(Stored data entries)
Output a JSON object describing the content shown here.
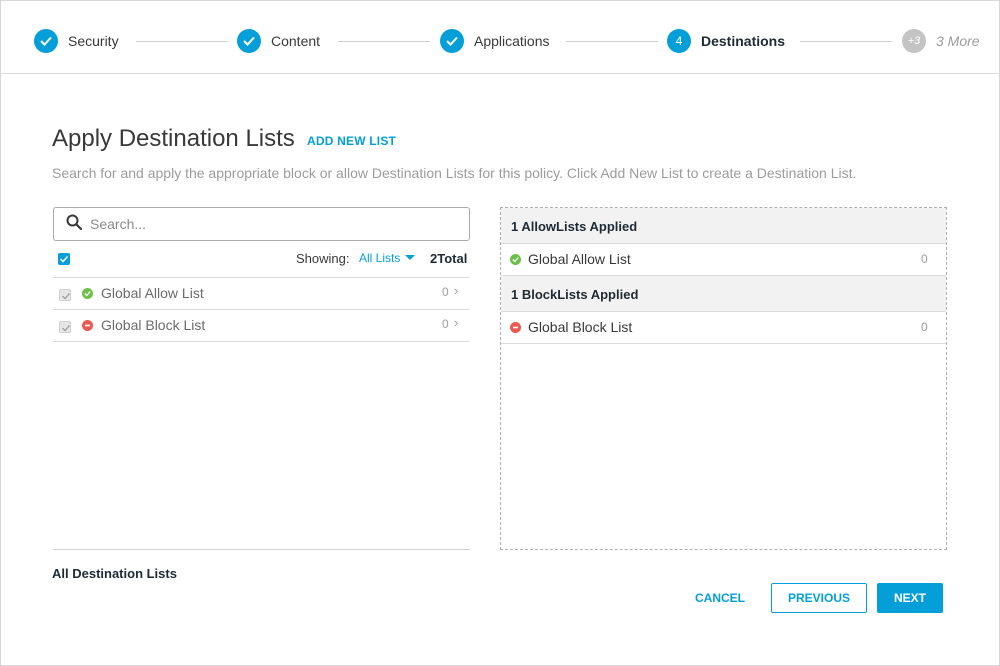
{
  "stepper": {
    "steps": [
      {
        "label": "Security",
        "state": "complete",
        "icon": "check-icon"
      },
      {
        "label": "Content",
        "state": "complete",
        "icon": "check-icon"
      },
      {
        "label": "Applications",
        "state": "complete",
        "icon": "check-icon"
      },
      {
        "label": "Destinations",
        "state": "active",
        "number": "4"
      },
      {
        "label": "3 More",
        "state": "more",
        "number": "+3"
      }
    ]
  },
  "page": {
    "title": "Apply Destination Lists",
    "add_new_label": "ADD NEW LIST",
    "description": "Search for and apply the appropriate block or allow Destination Lists for this policy. Click Add New List to create a Destination List."
  },
  "search": {
    "placeholder": "Search...",
    "value": ""
  },
  "list_header": {
    "showing_label": "Showing:",
    "filter_value": "All Lists",
    "total": "2Total"
  },
  "lists": [
    {
      "label": "Global Allow List",
      "type": "allow",
      "count": "0",
      "checked": true
    },
    {
      "label": "Global Block List",
      "type": "block",
      "count": "0",
      "checked": true
    }
  ],
  "left_footer": {
    "label": "All Destination Lists"
  },
  "applied": {
    "allow_header": "1 AllowLists Applied",
    "allow_items": [
      {
        "label": "Global Allow List",
        "count": "0"
      }
    ],
    "block_header": "1 BlockLists Applied",
    "block_items": [
      {
        "label": "Global Block List",
        "count": "0"
      }
    ]
  },
  "buttons": {
    "cancel": "CANCEL",
    "previous": "PREVIOUS",
    "next": "NEXT"
  },
  "colors": {
    "accent": "#049fd9",
    "allow": "#6cc04a",
    "block": "#e2231a",
    "inactive_step": "#c4c4c4"
  }
}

- **OBJECTIVE**
Copy the material above in full and exactly, skipping pictures.

- **FINISHED TASK**
Output a JSON object describing the content shown here.
{
  "stepper": {
    "steps": [
      {
        "label": "Security",
        "state": "complete",
        "icon": "check-icon"
      },
      {
        "label": "Content",
        "state": "complete",
        "icon": "check-icon"
      },
      {
        "label": "Applications",
        "state": "complete",
        "icon": "check-icon"
      },
      {
        "label": "Destinations",
        "state": "active",
        "number": "4"
      },
      {
        "label": "3 More",
        "state": "more",
        "number": "+3"
      }
    ]
  },
  "page": {
    "title": "Apply Destination Lists",
    "add_new_label": "ADD NEW LIST",
    "description": "Search for and apply the appropriate block or allow Destination Lists for this policy. Click Add New List to create a Destination List."
  },
  "search": {
    "placeholder": "Search...",
    "value": ""
  },
  "list_header": {
    "showing_label": "Showing:",
    "filter_value": "All Lists",
    "total": "2Total"
  },
  "lists": [
    {
      "label": "Global Allow List",
      "type": "allow",
      "count": "0",
      "checked": true
    },
    {
      "label": "Global Block List",
      "type": "block",
      "count": "0",
      "checked": true
    }
  ],
  "left_footer": {
    "label": "All Destination Lists"
  },
  "applied": {
    "allow_header": "1 AllowLists Applied",
    "allow_items": [
      {
        "label": "Global Allow List",
        "count": "0"
      }
    ],
    "block_header": "1 BlockLists Applied",
    "block_items": [
      {
        "label": "Global Block List",
        "count": "0"
      }
    ]
  },
  "buttons": {
    "cancel": "CANCEL",
    "previous": "PREVIOUS",
    "next": "NEXT"
  },
  "colors": {
    "accent": "#049fd9",
    "allow": "#6cc04a",
    "block": "#e2231a",
    "inactive_step": "#c4c4c4"
  }
}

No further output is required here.